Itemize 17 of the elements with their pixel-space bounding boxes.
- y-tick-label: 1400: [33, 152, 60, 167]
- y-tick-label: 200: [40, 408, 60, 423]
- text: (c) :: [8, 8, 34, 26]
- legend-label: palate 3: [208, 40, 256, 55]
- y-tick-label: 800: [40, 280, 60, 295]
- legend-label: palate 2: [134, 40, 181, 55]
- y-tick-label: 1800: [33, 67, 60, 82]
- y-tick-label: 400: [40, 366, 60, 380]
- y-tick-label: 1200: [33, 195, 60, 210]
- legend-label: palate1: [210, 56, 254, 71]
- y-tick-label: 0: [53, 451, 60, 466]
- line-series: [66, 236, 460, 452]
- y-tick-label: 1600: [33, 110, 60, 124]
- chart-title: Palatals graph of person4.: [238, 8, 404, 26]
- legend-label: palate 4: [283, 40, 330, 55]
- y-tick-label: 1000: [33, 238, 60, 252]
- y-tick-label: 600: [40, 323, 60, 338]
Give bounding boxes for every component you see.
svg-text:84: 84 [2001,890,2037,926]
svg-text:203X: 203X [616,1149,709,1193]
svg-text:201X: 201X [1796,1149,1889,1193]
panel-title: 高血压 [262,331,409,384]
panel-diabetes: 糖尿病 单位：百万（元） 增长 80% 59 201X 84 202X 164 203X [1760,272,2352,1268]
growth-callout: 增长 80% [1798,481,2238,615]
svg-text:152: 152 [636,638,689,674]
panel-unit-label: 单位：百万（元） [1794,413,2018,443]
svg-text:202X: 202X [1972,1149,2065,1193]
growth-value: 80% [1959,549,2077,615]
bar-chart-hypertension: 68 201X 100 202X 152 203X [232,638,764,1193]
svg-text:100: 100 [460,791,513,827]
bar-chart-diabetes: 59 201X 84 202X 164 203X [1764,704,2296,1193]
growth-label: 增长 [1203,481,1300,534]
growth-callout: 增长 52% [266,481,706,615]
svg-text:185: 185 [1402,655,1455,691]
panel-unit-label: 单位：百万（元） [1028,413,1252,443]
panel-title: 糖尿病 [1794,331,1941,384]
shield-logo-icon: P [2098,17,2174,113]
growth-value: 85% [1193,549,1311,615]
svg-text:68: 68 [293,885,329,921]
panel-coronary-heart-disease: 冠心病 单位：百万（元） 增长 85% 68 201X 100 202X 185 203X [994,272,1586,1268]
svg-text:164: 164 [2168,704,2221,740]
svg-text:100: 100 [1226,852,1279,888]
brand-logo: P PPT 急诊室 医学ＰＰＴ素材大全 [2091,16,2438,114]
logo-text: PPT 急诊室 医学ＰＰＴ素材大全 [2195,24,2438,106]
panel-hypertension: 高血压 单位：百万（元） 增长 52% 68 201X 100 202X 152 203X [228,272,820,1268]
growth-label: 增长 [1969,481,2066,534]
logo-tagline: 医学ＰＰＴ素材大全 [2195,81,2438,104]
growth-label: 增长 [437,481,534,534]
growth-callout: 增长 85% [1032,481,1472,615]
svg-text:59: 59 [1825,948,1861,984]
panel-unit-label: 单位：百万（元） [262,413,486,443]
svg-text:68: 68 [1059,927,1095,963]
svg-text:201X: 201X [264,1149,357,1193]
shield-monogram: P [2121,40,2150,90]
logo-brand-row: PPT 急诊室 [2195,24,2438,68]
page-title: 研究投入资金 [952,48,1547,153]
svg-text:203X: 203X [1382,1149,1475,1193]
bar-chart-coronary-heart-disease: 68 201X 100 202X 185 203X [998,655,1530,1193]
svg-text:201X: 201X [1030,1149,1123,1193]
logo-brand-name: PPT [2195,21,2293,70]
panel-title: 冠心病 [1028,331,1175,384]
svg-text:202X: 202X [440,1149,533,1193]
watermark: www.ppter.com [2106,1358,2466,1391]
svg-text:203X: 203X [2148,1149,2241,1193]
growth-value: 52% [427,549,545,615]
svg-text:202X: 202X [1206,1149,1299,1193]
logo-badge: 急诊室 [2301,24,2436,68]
○ ○ ○ ○
● **GOAL OF THE EXERCISE**
Could you output every line of the data above again, unchanged and in the same order?

● **RIGHT ANSWER**
Itemize 17 of the elements with their pixel-space bounding boxes.
- y-tick-label: 1400: [33, 152, 60, 167]
- y-tick-label: 200: [40, 408, 60, 423]
- text: (c) :: [8, 8, 34, 26]
- legend-label: palate 3: [208, 40, 256, 55]
- y-tick-label: 800: [40, 280, 60, 295]
- legend-label: palate 2: [134, 40, 181, 55]
- y-tick-label: 1800: [33, 67, 60, 82]
- y-tick-label: 400: [40, 366, 60, 380]
- y-tick-label: 1200: [33, 195, 60, 210]
- legend-label: palate1: [210, 56, 254, 71]
- y-tick-label: 0: [53, 451, 60, 466]
- line-series: [66, 236, 460, 452]
- y-tick-label: 1600: [33, 110, 60, 124]
- chart-title: Palatals graph of person4.: [238, 8, 404, 26]
- legend-label: palate 4: [283, 40, 330, 55]
- y-tick-label: 1000: [33, 238, 60, 252]
- y-tick-label: 600: [40, 323, 60, 338]
Give bounding boxes for every component you see.
svg-text:84: 84 [2001,890,2037,926]
svg-text:203X: 203X [616,1149,709,1193]
svg-text:201X: 201X [1796,1149,1889,1193]
panel-title: 高血压 [262,331,409,384]
panel-diabetes: 糖尿病 单位：百万（元） 增长 80% 59 201X 84 202X 164 203X [1760,272,2352,1268]
growth-callout: 增长 80% [1798,481,2238,615]
svg-text:152: 152 [636,638,689,674]
panel-unit-label: 单位：百万（元） [1794,413,2018,443]
svg-text:202X: 202X [1972,1149,2065,1193]
growth-value: 80% [1959,549,2077,615]
bar-chart-hypertension: 68 201X 100 202X 152 203X [232,638,764,1193]
svg-text:100: 100 [460,791,513,827]
bar-chart-diabetes: 59 201X 84 202X 164 203X [1764,704,2296,1193]
growth-label: 增长 [1203,481,1300,534]
growth-callout: 增长 52% [266,481,706,615]
svg-text:185: 185 [1402,655,1455,691]
panel-unit-label: 单位：百万（元） [1028,413,1252,443]
panel-title: 糖尿病 [1794,331,1941,384]
shield-logo-icon: P [2098,17,2174,113]
growth-value: 85% [1193,549,1311,615]
svg-text:68: 68 [293,885,329,921]
panel-coronary-heart-disease: 冠心病 单位：百万（元） 增长 85% 68 201X 100 202X 185 203X [994,272,1586,1268]
svg-text:164: 164 [2168,704,2221,740]
svg-text:100: 100 [1226,852,1279,888]
brand-logo: P PPT 急诊室 医学ＰＰＴ素材大全 [2091,16,2438,114]
logo-text: PPT 急诊室 医学ＰＰＴ素材大全 [2195,24,2438,106]
panel-hypertension: 高血压 单位：百万（元） 增长 52% 68 201X 100 202X 152 203X [228,272,820,1268]
growth-label: 增长 [1969,481,2066,534]
logo-tagline: 医学ＰＰＴ素材大全 [2195,81,2438,104]
growth-label: 增长 [437,481,534,534]
growth-callout: 增长 85% [1032,481,1472,615]
svg-text:59: 59 [1825,948,1861,984]
panel-unit-label: 单位：百万（元） [262,413,486,443]
svg-text:68: 68 [1059,927,1095,963]
svg-text:201X: 201X [264,1149,357,1193]
shield-monogram: P [2121,40,2150,90]
logo-brand-row: PPT 急诊室 [2195,24,2438,68]
page-title: 研究投入资金 [952,48,1547,153]
svg-text:203X: 203X [1382,1149,1475,1193]
bar-chart-coronary-heart-disease: 68 201X 100 202X 185 203X [998,655,1530,1193]
svg-text:201X: 201X [1030,1149,1123,1193]
logo-brand-name: PPT [2195,21,2293,70]
panel-title: 冠心病 [1028,331,1175,384]
svg-text:202X: 202X [440,1149,533,1193]
watermark: www.ppter.com [2106,1358,2466,1391]
svg-text:203X: 203X [2148,1149,2241,1193]
growth-value: 52% [427,549,545,615]
svg-text:202X: 202X [1206,1149,1299,1193]
logo-badge: 急诊室 [2301,24,2436,68]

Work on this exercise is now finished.